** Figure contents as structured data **
================================

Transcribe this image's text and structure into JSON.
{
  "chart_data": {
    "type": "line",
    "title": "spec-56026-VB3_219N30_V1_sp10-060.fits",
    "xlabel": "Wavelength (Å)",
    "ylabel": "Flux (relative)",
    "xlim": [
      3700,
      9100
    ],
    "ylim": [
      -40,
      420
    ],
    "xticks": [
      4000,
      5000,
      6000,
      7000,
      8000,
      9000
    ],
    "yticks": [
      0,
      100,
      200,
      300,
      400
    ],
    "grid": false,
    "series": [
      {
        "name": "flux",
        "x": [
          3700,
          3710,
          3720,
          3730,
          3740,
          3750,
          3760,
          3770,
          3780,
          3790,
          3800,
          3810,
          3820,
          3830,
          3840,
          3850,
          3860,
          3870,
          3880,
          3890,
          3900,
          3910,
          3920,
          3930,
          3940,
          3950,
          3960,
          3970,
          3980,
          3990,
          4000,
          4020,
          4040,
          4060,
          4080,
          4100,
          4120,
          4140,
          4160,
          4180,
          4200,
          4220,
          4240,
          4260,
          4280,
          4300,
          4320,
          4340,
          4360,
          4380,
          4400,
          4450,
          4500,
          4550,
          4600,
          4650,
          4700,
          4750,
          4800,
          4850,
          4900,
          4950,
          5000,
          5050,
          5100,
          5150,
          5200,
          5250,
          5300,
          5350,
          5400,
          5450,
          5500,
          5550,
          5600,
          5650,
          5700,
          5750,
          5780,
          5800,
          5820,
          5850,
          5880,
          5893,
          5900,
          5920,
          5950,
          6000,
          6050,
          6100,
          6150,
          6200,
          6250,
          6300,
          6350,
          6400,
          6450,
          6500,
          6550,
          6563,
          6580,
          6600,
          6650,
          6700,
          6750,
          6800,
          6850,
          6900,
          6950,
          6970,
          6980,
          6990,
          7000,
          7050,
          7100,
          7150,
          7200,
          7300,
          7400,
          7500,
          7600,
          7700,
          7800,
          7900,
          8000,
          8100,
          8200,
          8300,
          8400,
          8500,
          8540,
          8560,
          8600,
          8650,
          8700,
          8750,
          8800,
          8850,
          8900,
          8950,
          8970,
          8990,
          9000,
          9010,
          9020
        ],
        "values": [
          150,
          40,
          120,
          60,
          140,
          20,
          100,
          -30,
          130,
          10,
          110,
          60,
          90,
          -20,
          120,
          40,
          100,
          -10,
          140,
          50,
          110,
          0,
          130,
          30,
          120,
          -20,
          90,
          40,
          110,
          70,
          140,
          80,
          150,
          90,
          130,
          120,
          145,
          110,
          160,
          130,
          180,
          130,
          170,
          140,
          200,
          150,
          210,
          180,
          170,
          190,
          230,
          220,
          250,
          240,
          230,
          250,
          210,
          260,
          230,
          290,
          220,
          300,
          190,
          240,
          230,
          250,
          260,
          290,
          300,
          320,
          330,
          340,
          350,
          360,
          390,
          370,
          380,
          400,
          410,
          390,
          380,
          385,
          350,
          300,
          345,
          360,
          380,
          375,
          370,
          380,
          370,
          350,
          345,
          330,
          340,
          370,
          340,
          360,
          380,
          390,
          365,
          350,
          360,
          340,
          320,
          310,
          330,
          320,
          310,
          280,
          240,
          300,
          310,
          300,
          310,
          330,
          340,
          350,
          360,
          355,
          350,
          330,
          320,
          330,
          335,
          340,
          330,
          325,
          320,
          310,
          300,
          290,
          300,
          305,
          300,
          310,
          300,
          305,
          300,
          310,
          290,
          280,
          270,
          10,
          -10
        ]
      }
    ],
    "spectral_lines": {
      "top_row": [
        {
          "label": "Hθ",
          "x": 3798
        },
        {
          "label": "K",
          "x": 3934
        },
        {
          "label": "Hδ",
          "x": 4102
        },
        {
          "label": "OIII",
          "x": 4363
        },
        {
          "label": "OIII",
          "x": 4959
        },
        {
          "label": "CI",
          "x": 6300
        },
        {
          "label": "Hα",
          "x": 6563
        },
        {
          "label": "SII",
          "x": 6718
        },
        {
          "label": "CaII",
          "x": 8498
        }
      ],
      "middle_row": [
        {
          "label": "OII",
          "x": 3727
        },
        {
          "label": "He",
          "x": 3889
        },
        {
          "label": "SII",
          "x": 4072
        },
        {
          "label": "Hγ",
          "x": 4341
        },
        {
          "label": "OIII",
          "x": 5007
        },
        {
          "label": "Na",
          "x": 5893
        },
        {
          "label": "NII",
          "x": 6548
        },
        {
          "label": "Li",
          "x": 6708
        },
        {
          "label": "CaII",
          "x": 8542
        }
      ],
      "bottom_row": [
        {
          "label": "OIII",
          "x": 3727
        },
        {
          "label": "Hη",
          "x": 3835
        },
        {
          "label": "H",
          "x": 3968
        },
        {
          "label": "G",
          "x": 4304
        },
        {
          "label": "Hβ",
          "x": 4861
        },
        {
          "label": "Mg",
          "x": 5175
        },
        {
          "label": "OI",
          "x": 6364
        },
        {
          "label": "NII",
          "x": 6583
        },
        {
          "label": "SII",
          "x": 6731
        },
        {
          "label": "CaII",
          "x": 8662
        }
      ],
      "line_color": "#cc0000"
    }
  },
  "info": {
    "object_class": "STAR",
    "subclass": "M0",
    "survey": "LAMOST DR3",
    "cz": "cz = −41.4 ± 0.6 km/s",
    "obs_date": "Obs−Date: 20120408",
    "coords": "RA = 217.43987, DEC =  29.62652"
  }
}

================================

** JOB **
Extract all the entries word for word.

** EXERCISE RESPONSE **
Transcribe this image's text and structure into JSON.
{
  "chart_data": {
    "type": "line",
    "title": "spec-56026-VB3_219N30_V1_sp10-060.fits",
    "xlabel": "Wavelength (Å)",
    "ylabel": "Flux (relative)",
    "xlim": [
      3700,
      9100
    ],
    "ylim": [
      -40,
      420
    ],
    "xticks": [
      4000,
      5000,
      6000,
      7000,
      8000,
      9000
    ],
    "yticks": [
      0,
      100,
      200,
      300,
      400
    ],
    "grid": false,
    "series": [
      {
        "name": "flux",
        "x": [
          3700,
          3710,
          3720,
          3730,
          3740,
          3750,
          3760,
          3770,
          3780,
          3790,
          3800,
          3810,
          3820,
          3830,
          3840,
          3850,
          3860,
          3870,
          3880,
          3890,
          3900,
          3910,
          3920,
          3930,
          3940,
          3950,
          3960,
          3970,
          3980,
          3990,
          4000,
          4020,
          4040,
          4060,
          4080,
          4100,
          4120,
          4140,
          4160,
          4180,
          4200,
          4220,
          4240,
          4260,
          4280,
          4300,
          4320,
          4340,
          4360,
          4380,
          4400,
          4450,
          4500,
          4550,
          4600,
          4650,
          4700,
          4750,
          4800,
          4850,
          4900,
          4950,
          5000,
          5050,
          5100,
          5150,
          5200,
          5250,
          5300,
          5350,
          5400,
          5450,
          5500,
          5550,
          5600,
          5650,
          5700,
          5750,
          5780,
          5800,
          5820,
          5850,
          5880,
          5893,
          5900,
          5920,
          5950,
          6000,
          6050,
          6100,
          6150,
          6200,
          6250,
          6300,
          6350,
          6400,
          6450,
          6500,
          6550,
          6563,
          6580,
          6600,
          6650,
          6700,
          6750,
          6800,
          6850,
          6900,
          6950,
          6970,
          6980,
          6990,
          7000,
          7050,
          7100,
          7150,
          7200,
          7300,
          7400,
          7500,
          7600,
          7700,
          7800,
          7900,
          8000,
          8100,
          8200,
          8300,
          8400,
          8500,
          8540,
          8560,
          8600,
          8650,
          8700,
          8750,
          8800,
          8850,
          8900,
          8950,
          8970,
          8990,
          9000,
          9010,
          9020
        ],
        "values": [
          150,
          40,
          120,
          60,
          140,
          20,
          100,
          -30,
          130,
          10,
          110,
          60,
          90,
          -20,
          120,
          40,
          100,
          -10,
          140,
          50,
          110,
          0,
          130,
          30,
          120,
          -20,
          90,
          40,
          110,
          70,
          140,
          80,
          150,
          90,
          130,
          120,
          145,
          110,
          160,
          130,
          180,
          130,
          170,
          140,
          200,
          150,
          210,
          180,
          170,
          190,
          230,
          220,
          250,
          240,
          230,
          250,
          210,
          260,
          230,
          290,
          220,
          300,
          190,
          240,
          230,
          250,
          260,
          290,
          300,
          320,
          330,
          340,
          350,
          360,
          390,
          370,
          380,
          400,
          410,
          390,
          380,
          385,
          350,
          300,
          345,
          360,
          380,
          375,
          370,
          380,
          370,
          350,
          345,
          330,
          340,
          370,
          340,
          360,
          380,
          390,
          365,
          350,
          360,
          340,
          320,
          310,
          330,
          320,
          310,
          280,
          240,
          300,
          310,
          300,
          310,
          330,
          340,
          350,
          360,
          355,
          350,
          330,
          320,
          330,
          335,
          340,
          330,
          325,
          320,
          310,
          300,
          290,
          300,
          305,
          300,
          310,
          300,
          305,
          300,
          310,
          290,
          280,
          270,
          10,
          -10
        ]
      }
    ],
    "spectral_lines": {
      "top_row": [
        {
          "label": "Hθ",
          "x": 3798
        },
        {
          "label": "K",
          "x": 3934
        },
        {
          "label": "Hδ",
          "x": 4102
        },
        {
          "label": "OIII",
          "x": 4363
        },
        {
          "label": "OIII",
          "x": 4959
        },
        {
          "label": "CI",
          "x": 6300
        },
        {
          "label": "Hα",
          "x": 6563
        },
        {
          "label": "SII",
          "x": 6718
        },
        {
          "label": "CaII",
          "x": 8498
        }
      ],
      "middle_row": [
        {
          "label": "OII",
          "x": 3727
        },
        {
          "label": "He",
          "x": 3889
        },
        {
          "label": "SII",
          "x": 4072
        },
        {
          "label": "Hγ",
          "x": 4341
        },
        {
          "label": "OIII",
          "x": 5007
        },
        {
          "label": "Na",
          "x": 5893
        },
        {
          "label": "NII",
          "x": 6548
        },
        {
          "label": "Li",
          "x": 6708
        },
        {
          "label": "CaII",
          "x": 8542
        }
      ],
      "bottom_row": [
        {
          "label": "OIII",
          "x": 3727
        },
        {
          "label": "Hη",
          "x": 3835
        },
        {
          "label": "H",
          "x": 3968
        },
        {
          "label": "G",
          "x": 4304
        },
        {
          "label": "Hβ",
          "x": 4861
        },
        {
          "label": "Mg",
          "x": 5175
        },
        {
          "label": "OI",
          "x": 6364
        },
        {
          "label": "NII",
          "x": 6583
        },
        {
          "label": "SII",
          "x": 6731
        },
        {
          "label": "CaII",
          "x": 8662
        }
      ],
      "line_color": "#cc0000"
    }
  },
  "info": {
    "object_class": "STAR",
    "subclass": "M0",
    "survey": "LAMOST DR3",
    "cz": "cz = −41.4 ± 0.6 km/s",
    "obs_date": "Obs−Date: 20120408",
    "coords": "RA = 217.43987, DEC =  29.62652"
  }
}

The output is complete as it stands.